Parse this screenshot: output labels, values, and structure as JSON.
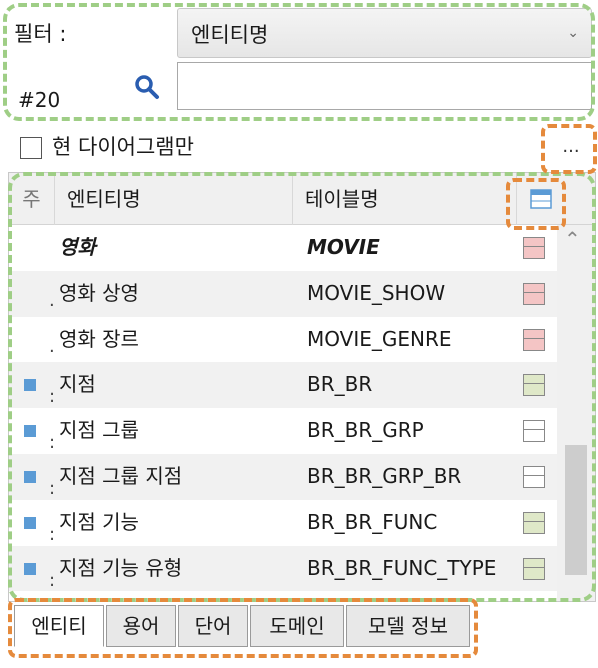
{
  "filter": {
    "label": "필터 :",
    "select_value": "엔티티명",
    "search_value": "",
    "count": "#20"
  },
  "checkbox": {
    "label": "현 다이어그램만",
    "checked": false
  },
  "ellipsis_label": "...",
  "grid": {
    "headers": {
      "subject": "주",
      "entity": "엔티티명",
      "table": "테이블명"
    },
    "rows": [
      {
        "subject": "",
        "entity": "영화",
        "table": "MOVIE",
        "bold": true,
        "icon_color": "#f4c5c5"
      },
      {
        "subject": "·",
        "entity": "영화 상영",
        "table": "MOVIE_SHOW",
        "bold": false,
        "icon_color": "#f4c5c5"
      },
      {
        "subject": "·",
        "entity": "영화 장르",
        "table": "MOVIE_GENRE",
        "bold": false,
        "icon_color": "#f4c5c5"
      },
      {
        "subject": ":",
        "entity": "지점",
        "table": "BR_BR",
        "bold": false,
        "icon_color": "#dfe8c8"
      },
      {
        "subject": ":",
        "entity": "지점 그룹",
        "table": "BR_BR_GRP",
        "bold": false,
        "icon_color": "#ffffff"
      },
      {
        "subject": ":",
        "entity": "지점 그룹 지점",
        "table": "BR_BR_GRP_BR",
        "bold": false,
        "icon_color": "#ffffff"
      },
      {
        "subject": ":",
        "entity": "지점 기능",
        "table": "BR_BR_FUNC",
        "bold": false,
        "icon_color": "#dfe8c8"
      },
      {
        "subject": ":",
        "entity": "지점 기능 유형",
        "table": "BR_BR_FUNC_TYPE",
        "bold": false,
        "icon_color": "#dfe8c8"
      }
    ]
  },
  "tabs": [
    {
      "label": "엔티티",
      "active": true
    },
    {
      "label": "용어",
      "active": false
    },
    {
      "label": "단어",
      "active": false
    },
    {
      "label": "도메인",
      "active": false
    },
    {
      "label": "모델 정보",
      "active": false
    }
  ],
  "colors": {
    "annotation_green": "#9fce86",
    "annotation_orange": "#e58a3c",
    "subject_square": "#5b9bd5",
    "search_icon": "#2a5db0"
  }
}
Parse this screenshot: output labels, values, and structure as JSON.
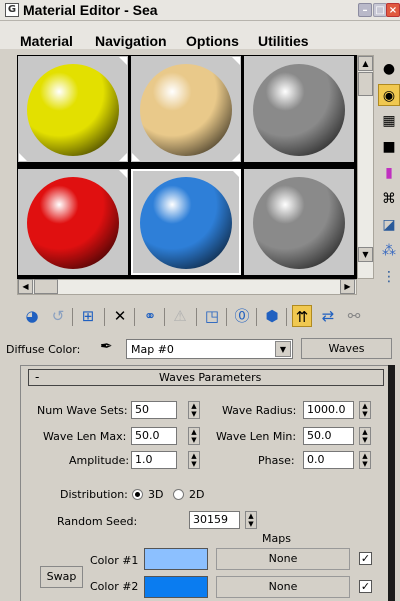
{
  "window": {
    "title": "Material Editor - Sea"
  },
  "menu": [
    "Material",
    "Navigation",
    "Options",
    "Utilities"
  ],
  "slots": [
    {
      "color": "#e3e000",
      "active": false
    },
    {
      "color": "#e9c98a",
      "active": false
    },
    {
      "color": "#8a8a8a",
      "active": false
    },
    {
      "color": "#e01010",
      "active": false
    },
    {
      "color": "#2e7fd8",
      "active": true
    },
    {
      "color": "#8a8a8a",
      "active": false
    }
  ],
  "right_toolbar": [
    "sample-type-sphere-icon",
    "backlight-icon",
    "background-checker-icon",
    "sample-uv-tiling-icon",
    "video-color-check-icon",
    "make-preview-icon",
    "options-icon",
    "select-by-material-icon",
    "material-map-navigator-icon"
  ],
  "bottom_toolbar": [
    "get-material-icon",
    "put-material-icon",
    "assign-material-icon",
    "reset-map-icon",
    "make-unique-icon",
    "put-to-library-icon",
    "material-effects-channel-icon",
    "show-map-in-viewport-icon",
    "show-end-result-icon",
    "go-to-parent-icon",
    "go-forward-to-sibling-icon"
  ],
  "diffuse": {
    "label": "Diffuse Color:",
    "map_value": "Map #0",
    "type_button": "Waves"
  },
  "rollout": {
    "toggle": "-",
    "title": "Waves Parameters",
    "num_wave_sets": {
      "label": "Num Wave Sets:",
      "value": "50"
    },
    "wave_radius": {
      "label": "Wave Radius:",
      "value": "1000.0"
    },
    "wave_len_max": {
      "label": "Wave Len Max:",
      "value": "50.0"
    },
    "wave_len_min": {
      "label": "Wave Len Min:",
      "value": "50.0"
    },
    "amplitude": {
      "label": "Amplitude:",
      "value": "1.0"
    },
    "phase": {
      "label": "Phase:",
      "value": "0.0"
    },
    "distribution": {
      "label": "Distribution:",
      "opt3d": "3D",
      "opt2d": "2D",
      "selected": "3D"
    },
    "random_seed": {
      "label": "Random Seed:",
      "value": "30159"
    },
    "maps_header": "Maps",
    "swap": "Swap",
    "color1": {
      "label": "Color #1",
      "swatch": "#8cc0ff",
      "map": "None",
      "checked": true
    },
    "color2": {
      "label": "Color #2",
      "swatch": "#0a7cf0",
      "map": "None",
      "checked": true
    }
  }
}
━━━
| WRITTEN REQUEST |
In your copy, leave out the pictures and reproduce the material above exactly.

| ANSWER TO THE PROBLEM |
Parse this screenshot: output labels, values, and structure as JSON.
{
  "filter": {
    "label": "필터 :",
    "select_value": "엔티티명",
    "search_value": "",
    "count": "#20"
  },
  "checkbox": {
    "label": "현 다이어그램만",
    "checked": false
  },
  "ellipsis_label": "...",
  "grid": {
    "headers": {
      "subject": "주",
      "entity": "엔티티명",
      "table": "테이블명"
    },
    "rows": [
      {
        "subject": "",
        "entity": "영화",
        "table": "MOVIE",
        "bold": true,
        "icon_color": "#f4c5c5"
      },
      {
        "subject": "·",
        "entity": "영화 상영",
        "table": "MOVIE_SHOW",
        "bold": false,
        "icon_color": "#f4c5c5"
      },
      {
        "subject": "·",
        "entity": "영화 장르",
        "table": "MOVIE_GENRE",
        "bold": false,
        "icon_color": "#f4c5c5"
      },
      {
        "subject": ":",
        "entity": "지점",
        "table": "BR_BR",
        "bold": false,
        "icon_color": "#dfe8c8"
      },
      {
        "subject": ":",
        "entity": "지점 그룹",
        "table": "BR_BR_GRP",
        "bold": false,
        "icon_color": "#ffffff"
      },
      {
        "subject": ":",
        "entity": "지점 그룹 지점",
        "table": "BR_BR_GRP_BR",
        "bold": false,
        "icon_color": "#ffffff"
      },
      {
        "subject": ":",
        "entity": "지점 기능",
        "table": "BR_BR_FUNC",
        "bold": false,
        "icon_color": "#dfe8c8"
      },
      {
        "subject": ":",
        "entity": "지점 기능 유형",
        "table": "BR_BR_FUNC_TYPE",
        "bold": false,
        "icon_color": "#dfe8c8"
      }
    ]
  },
  "tabs": [
    {
      "label": "엔티티",
      "active": true
    },
    {
      "label": "용어",
      "active": false
    },
    {
      "label": "단어",
      "active": false
    },
    {
      "label": "도메인",
      "active": false
    },
    {
      "label": "모델 정보",
      "active": false
    }
  ],
  "colors": {
    "annotation_green": "#9fce86",
    "annotation_orange": "#e58a3c",
    "subject_square": "#5b9bd5",
    "search_icon": "#2a5db0"
  }
}
Parse this screenshot: output labels, values, and structure as JSON.
{
  "window": {
    "title": "Material Editor - Sea"
  },
  "menu": [
    "Material",
    "Navigation",
    "Options",
    "Utilities"
  ],
  "slots": [
    {
      "color": "#e3e000",
      "active": false
    },
    {
      "color": "#e9c98a",
      "active": false
    },
    {
      "color": "#8a8a8a",
      "active": false
    },
    {
      "color": "#e01010",
      "active": false
    },
    {
      "color": "#2e7fd8",
      "active": true
    },
    {
      "color": "#8a8a8a",
      "active": false
    }
  ],
  "right_toolbar": [
    "sample-type-sphere-icon",
    "backlight-icon",
    "background-checker-icon",
    "sample-uv-tiling-icon",
    "video-color-check-icon",
    "make-preview-icon",
    "options-icon",
    "select-by-material-icon",
    "material-map-navigator-icon"
  ],
  "bottom_toolbar": [
    "get-material-icon",
    "put-material-icon",
    "assign-material-icon",
    "reset-map-icon",
    "make-unique-icon",
    "put-to-library-icon",
    "material-effects-channel-icon",
    "show-map-in-viewport-icon",
    "show-end-result-icon",
    "go-to-parent-icon",
    "go-forward-to-sibling-icon"
  ],
  "diffuse": {
    "label": "Diffuse Color:",
    "map_value": "Map #0",
    "type_button": "Waves"
  },
  "rollout": {
    "toggle": "-",
    "title": "Waves Parameters",
    "num_wave_sets": {
      "label": "Num Wave Sets:",
      "value": "50"
    },
    "wave_radius": {
      "label": "Wave Radius:",
      "value": "1000.0"
    },
    "wave_len_max": {
      "label": "Wave Len Max:",
      "value": "50.0"
    },
    "wave_len_min": {
      "label": "Wave Len Min:",
      "value": "50.0"
    },
    "amplitude": {
      "label": "Amplitude:",
      "value": "1.0"
    },
    "phase": {
      "label": "Phase:",
      "value": "0.0"
    },
    "distribution": {
      "label": "Distribution:",
      "opt3d": "3D",
      "opt2d": "2D",
      "selected": "3D"
    },
    "random_seed": {
      "label": "Random Seed:",
      "value": "30159"
    },
    "maps_header": "Maps",
    "swap": "Swap",
    "color1": {
      "label": "Color #1",
      "swatch": "#8cc0ff",
      "map": "None",
      "checked": true
    },
    "color2": {
      "label": "Color #2",
      "swatch": "#0a7cf0",
      "map": "None",
      "checked": true
    }
  }
}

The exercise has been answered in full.